[Extracted records]
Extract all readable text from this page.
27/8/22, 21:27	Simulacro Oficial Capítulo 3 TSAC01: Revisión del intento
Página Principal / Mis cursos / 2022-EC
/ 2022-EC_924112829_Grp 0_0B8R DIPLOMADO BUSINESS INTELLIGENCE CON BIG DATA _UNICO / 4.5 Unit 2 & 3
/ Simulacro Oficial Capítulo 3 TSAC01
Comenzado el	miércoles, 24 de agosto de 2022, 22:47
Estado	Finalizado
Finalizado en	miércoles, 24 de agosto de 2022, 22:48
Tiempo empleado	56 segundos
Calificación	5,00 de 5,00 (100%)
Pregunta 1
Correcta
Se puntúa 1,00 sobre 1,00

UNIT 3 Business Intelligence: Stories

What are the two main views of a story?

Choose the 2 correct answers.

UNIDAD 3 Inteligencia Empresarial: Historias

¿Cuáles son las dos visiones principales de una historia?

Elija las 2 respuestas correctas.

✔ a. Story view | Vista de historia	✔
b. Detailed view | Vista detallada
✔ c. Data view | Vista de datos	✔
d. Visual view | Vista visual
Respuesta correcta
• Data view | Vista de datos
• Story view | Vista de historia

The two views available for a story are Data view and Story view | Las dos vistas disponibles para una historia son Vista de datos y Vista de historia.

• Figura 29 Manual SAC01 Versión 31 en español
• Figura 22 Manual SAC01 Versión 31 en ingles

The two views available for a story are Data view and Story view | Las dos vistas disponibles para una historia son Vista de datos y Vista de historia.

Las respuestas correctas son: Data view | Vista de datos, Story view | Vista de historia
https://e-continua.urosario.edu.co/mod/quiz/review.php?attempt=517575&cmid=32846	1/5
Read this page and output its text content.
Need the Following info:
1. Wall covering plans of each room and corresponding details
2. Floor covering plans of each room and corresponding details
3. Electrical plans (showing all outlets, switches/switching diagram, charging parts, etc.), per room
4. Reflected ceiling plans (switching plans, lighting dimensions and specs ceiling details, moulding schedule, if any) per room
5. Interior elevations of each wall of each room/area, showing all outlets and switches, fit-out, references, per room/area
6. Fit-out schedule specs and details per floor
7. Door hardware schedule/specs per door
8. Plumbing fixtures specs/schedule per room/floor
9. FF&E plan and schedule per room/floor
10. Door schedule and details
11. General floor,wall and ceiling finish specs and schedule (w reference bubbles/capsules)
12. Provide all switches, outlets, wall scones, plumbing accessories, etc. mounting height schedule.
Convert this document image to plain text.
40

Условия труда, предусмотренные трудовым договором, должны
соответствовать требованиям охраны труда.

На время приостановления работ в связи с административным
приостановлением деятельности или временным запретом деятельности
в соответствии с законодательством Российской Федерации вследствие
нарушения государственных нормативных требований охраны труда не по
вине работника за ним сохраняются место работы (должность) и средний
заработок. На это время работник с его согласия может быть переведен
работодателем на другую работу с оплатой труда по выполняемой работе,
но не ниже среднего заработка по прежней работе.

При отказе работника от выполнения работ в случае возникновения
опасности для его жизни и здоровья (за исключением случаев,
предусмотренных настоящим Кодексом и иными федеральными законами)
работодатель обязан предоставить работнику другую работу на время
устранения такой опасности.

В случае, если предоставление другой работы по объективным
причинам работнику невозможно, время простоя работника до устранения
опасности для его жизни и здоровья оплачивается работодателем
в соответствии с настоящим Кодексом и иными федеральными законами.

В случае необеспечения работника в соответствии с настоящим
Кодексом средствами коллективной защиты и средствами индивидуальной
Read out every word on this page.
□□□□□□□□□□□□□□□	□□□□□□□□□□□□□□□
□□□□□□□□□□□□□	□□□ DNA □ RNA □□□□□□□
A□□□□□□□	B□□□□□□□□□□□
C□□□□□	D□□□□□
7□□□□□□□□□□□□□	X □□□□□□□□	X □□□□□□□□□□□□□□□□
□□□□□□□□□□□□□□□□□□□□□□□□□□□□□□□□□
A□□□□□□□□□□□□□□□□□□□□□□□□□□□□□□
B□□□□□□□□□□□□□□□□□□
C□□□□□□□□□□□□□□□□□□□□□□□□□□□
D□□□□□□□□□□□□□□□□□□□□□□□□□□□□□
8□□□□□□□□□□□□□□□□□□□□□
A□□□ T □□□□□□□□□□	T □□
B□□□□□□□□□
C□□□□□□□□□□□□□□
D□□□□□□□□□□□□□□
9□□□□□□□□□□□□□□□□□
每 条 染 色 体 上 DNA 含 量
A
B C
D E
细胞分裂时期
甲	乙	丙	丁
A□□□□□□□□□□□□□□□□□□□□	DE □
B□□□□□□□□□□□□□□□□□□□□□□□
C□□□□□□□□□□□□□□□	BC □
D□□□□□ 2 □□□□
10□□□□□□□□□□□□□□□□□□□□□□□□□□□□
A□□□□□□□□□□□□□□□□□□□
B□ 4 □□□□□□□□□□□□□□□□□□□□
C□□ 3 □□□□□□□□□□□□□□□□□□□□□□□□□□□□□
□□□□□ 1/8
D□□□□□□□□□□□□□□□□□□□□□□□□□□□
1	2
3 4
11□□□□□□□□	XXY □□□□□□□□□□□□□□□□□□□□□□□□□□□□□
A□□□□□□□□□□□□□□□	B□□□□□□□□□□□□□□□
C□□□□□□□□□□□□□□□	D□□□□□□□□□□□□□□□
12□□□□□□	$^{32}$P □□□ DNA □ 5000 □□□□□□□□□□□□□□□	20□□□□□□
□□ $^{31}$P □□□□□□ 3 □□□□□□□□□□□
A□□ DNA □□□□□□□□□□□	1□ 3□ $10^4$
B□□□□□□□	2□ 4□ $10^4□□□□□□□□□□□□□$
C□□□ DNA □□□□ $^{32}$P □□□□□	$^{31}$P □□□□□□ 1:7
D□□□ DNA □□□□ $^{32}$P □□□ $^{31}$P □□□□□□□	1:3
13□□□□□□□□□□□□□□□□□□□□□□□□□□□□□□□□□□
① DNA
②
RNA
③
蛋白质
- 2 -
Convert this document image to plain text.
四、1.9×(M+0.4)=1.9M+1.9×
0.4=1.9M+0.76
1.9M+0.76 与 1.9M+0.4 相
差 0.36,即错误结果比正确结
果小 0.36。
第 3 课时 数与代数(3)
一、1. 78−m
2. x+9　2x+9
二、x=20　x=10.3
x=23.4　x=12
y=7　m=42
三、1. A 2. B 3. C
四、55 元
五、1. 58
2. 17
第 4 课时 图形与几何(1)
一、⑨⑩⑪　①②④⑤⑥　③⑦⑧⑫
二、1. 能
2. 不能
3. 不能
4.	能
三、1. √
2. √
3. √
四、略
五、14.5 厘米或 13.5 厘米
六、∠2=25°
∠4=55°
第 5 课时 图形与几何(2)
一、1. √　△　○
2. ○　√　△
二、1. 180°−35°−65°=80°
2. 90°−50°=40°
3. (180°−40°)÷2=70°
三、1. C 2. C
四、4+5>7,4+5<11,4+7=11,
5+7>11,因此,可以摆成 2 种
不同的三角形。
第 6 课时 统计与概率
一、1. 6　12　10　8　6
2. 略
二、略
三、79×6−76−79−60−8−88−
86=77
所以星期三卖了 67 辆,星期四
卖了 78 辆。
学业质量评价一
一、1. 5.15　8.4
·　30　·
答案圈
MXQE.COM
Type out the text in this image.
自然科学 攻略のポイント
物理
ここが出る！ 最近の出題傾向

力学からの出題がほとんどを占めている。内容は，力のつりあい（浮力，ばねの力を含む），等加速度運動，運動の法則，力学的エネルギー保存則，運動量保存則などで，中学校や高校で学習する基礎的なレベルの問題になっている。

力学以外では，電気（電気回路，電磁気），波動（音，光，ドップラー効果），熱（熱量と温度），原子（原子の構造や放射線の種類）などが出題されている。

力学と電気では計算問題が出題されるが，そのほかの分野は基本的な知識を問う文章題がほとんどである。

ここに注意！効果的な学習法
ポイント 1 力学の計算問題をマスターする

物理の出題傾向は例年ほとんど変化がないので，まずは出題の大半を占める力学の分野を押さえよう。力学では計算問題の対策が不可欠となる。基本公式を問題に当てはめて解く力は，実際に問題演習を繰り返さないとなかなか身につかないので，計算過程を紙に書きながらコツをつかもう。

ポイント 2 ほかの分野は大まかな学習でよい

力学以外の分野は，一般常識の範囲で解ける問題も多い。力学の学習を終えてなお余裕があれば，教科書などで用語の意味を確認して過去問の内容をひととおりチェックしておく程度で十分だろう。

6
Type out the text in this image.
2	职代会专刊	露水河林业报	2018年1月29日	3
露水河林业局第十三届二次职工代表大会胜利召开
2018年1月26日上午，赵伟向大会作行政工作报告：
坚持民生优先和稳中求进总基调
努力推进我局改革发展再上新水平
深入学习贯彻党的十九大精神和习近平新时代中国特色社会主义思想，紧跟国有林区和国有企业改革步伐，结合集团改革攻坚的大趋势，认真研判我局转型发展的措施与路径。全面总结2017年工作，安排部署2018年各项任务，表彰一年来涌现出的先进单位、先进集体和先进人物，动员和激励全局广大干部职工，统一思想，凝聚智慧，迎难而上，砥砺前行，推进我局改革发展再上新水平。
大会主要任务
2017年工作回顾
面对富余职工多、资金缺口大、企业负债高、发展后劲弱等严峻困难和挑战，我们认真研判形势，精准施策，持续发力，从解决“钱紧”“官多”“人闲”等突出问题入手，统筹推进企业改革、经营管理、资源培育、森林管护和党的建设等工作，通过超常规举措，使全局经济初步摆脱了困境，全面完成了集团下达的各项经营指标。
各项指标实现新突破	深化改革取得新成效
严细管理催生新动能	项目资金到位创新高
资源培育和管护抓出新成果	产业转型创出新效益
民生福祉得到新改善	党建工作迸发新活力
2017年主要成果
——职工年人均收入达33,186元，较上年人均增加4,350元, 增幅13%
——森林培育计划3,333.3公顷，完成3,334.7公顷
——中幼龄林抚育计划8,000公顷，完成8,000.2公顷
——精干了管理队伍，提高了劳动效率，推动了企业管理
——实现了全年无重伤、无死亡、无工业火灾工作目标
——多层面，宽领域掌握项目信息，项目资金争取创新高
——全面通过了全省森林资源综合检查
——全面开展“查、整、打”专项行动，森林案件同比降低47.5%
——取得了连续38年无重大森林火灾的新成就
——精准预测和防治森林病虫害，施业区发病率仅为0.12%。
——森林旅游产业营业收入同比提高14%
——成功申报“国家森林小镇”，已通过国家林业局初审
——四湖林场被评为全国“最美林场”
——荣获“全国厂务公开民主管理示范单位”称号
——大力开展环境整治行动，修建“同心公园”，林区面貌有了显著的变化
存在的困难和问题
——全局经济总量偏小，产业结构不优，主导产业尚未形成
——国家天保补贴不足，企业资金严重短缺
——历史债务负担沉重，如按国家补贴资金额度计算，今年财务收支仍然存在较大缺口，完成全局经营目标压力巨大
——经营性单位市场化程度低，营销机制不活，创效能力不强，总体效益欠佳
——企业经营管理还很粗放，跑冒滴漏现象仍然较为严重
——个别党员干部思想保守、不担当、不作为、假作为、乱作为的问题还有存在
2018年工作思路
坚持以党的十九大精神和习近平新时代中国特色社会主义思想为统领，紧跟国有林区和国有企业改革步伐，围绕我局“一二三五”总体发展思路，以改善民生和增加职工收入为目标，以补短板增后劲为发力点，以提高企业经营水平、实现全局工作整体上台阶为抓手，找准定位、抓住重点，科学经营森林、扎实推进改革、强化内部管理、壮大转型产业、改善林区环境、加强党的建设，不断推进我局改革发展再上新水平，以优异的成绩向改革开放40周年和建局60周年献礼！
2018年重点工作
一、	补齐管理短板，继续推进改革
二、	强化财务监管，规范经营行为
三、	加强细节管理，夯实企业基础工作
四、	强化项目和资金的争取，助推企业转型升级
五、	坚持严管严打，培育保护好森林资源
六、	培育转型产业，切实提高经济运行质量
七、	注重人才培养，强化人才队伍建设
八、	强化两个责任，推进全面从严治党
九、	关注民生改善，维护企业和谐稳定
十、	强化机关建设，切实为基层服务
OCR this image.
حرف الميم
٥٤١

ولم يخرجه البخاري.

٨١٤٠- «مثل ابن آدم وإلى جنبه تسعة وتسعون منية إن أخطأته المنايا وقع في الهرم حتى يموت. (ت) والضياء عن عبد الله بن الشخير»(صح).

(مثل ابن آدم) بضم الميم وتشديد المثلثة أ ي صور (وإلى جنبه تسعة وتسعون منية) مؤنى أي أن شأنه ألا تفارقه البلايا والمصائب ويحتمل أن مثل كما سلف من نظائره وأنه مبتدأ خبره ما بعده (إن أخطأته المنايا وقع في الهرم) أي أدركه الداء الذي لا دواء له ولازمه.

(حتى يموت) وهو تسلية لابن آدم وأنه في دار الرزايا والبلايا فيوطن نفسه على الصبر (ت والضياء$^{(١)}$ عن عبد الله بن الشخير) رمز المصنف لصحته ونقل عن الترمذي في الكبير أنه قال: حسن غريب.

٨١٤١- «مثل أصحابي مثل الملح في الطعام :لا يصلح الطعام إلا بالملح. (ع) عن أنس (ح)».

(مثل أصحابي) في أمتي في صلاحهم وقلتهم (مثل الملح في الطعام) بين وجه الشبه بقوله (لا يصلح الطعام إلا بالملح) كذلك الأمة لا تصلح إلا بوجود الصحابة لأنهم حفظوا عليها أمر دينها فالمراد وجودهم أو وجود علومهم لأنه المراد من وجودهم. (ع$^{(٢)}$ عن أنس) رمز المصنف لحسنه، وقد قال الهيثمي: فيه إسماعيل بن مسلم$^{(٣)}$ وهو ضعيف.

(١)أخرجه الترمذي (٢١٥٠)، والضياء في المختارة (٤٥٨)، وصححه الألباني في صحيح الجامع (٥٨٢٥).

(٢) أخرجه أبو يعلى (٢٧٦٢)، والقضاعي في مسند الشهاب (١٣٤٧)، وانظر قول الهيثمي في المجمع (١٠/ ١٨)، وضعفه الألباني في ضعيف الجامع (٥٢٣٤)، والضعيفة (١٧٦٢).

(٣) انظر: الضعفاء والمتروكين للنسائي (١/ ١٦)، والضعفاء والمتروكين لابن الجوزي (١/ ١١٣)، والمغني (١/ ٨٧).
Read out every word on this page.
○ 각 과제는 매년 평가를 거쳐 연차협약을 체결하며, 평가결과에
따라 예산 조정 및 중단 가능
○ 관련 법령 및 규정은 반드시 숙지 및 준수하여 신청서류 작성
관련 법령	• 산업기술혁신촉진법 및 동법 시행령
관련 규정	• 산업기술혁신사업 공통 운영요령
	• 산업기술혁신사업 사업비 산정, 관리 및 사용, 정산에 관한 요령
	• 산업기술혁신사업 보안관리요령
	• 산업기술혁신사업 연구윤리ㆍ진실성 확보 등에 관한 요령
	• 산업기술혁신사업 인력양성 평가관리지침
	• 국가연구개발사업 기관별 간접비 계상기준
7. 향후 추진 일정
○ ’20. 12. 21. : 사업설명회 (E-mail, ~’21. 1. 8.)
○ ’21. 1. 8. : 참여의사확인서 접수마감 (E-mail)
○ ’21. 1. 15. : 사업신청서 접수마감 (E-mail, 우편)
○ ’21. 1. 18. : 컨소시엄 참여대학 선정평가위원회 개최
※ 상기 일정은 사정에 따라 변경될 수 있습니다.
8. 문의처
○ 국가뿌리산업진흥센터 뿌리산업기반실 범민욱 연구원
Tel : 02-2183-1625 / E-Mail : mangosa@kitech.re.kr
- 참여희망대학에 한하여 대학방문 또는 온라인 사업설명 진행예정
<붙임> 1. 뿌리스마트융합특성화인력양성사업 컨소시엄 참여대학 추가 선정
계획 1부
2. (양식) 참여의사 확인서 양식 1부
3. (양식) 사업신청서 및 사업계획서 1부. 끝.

- **Objective**
Among the lines of the data above, count those holding "each" and state only the number.

- **Answer for this exercise**
3